*GOAL*: Scan the records and identify every line in which the string "MASCULINA" occurs, then return those lines.

*ENTRIES SHOWN*:
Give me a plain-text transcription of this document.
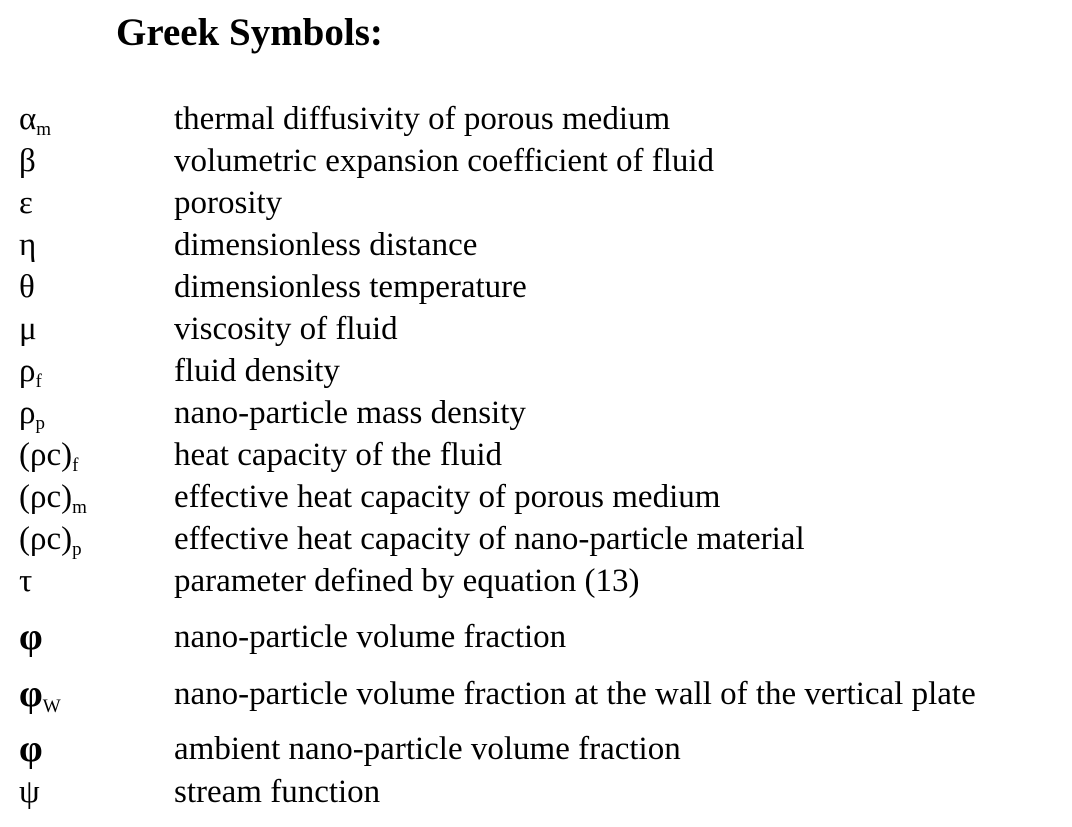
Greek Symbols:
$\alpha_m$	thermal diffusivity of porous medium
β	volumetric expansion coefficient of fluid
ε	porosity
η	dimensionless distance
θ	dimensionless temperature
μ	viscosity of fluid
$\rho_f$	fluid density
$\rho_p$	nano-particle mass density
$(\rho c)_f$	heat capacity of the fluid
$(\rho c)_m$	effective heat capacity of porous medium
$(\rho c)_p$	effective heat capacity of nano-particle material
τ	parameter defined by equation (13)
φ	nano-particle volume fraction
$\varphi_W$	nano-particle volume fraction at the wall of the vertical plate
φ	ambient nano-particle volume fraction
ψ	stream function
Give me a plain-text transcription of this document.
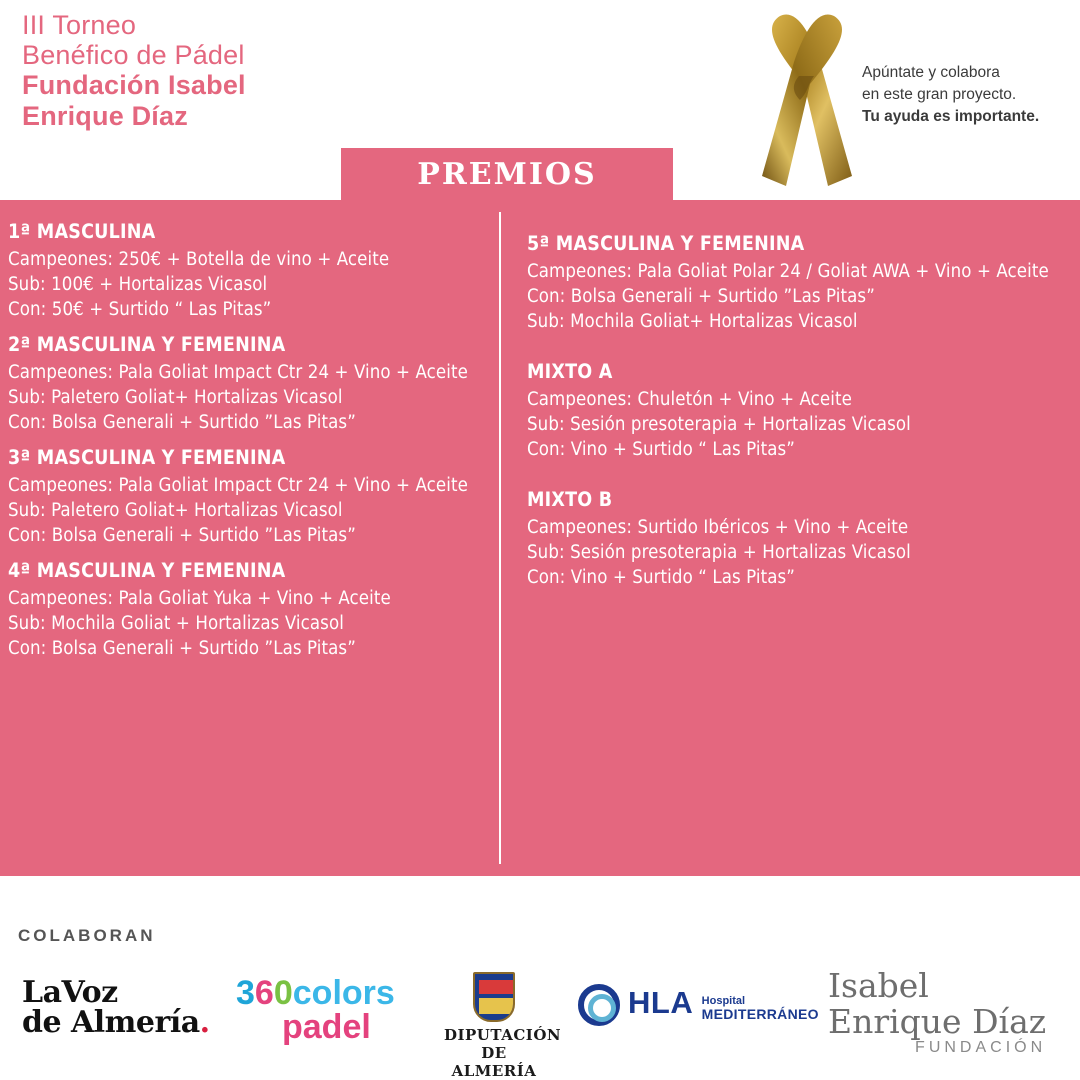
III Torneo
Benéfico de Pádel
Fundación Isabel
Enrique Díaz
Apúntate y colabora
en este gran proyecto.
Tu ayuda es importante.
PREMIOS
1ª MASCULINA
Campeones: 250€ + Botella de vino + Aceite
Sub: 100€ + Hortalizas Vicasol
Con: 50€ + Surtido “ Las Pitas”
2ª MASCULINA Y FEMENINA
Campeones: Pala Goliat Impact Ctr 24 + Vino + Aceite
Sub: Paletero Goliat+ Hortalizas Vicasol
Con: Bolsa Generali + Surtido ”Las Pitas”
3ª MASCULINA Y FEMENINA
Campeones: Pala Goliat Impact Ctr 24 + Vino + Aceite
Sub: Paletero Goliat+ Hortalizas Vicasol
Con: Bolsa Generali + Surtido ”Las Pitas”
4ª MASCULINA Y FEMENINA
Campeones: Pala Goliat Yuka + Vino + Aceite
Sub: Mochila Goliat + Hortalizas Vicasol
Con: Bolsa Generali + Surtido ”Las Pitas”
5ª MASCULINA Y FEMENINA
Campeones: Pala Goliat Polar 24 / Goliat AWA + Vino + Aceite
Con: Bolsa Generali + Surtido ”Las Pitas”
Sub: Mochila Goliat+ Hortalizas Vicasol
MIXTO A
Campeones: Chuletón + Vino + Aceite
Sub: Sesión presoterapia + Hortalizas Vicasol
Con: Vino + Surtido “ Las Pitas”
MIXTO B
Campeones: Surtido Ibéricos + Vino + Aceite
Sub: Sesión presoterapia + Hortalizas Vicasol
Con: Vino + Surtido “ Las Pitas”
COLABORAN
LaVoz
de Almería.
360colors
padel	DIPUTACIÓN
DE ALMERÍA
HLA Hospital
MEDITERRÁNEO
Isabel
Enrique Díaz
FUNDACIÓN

...

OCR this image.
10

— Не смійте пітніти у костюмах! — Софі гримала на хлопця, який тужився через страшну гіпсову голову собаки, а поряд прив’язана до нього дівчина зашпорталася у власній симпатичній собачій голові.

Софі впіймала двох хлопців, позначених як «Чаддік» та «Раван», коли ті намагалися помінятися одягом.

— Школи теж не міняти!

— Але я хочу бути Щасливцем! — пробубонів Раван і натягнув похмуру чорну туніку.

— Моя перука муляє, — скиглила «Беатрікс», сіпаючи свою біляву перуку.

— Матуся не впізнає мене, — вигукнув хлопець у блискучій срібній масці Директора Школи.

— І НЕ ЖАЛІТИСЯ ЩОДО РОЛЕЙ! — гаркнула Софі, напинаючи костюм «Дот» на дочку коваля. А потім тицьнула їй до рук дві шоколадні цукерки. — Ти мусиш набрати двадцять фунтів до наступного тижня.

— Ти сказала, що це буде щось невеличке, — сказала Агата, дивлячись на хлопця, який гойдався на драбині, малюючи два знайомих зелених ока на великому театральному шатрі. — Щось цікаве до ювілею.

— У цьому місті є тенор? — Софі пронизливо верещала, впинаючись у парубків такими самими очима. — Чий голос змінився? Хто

*ANSWER TO THIS EXERCISE*:
1ª MASCULINA
2ª MASCULINA Y FEMENINA
3ª MASCULINA Y FEMENINA
4ª MASCULINA Y FEMENINA
5ª MASCULINA Y FEMENINA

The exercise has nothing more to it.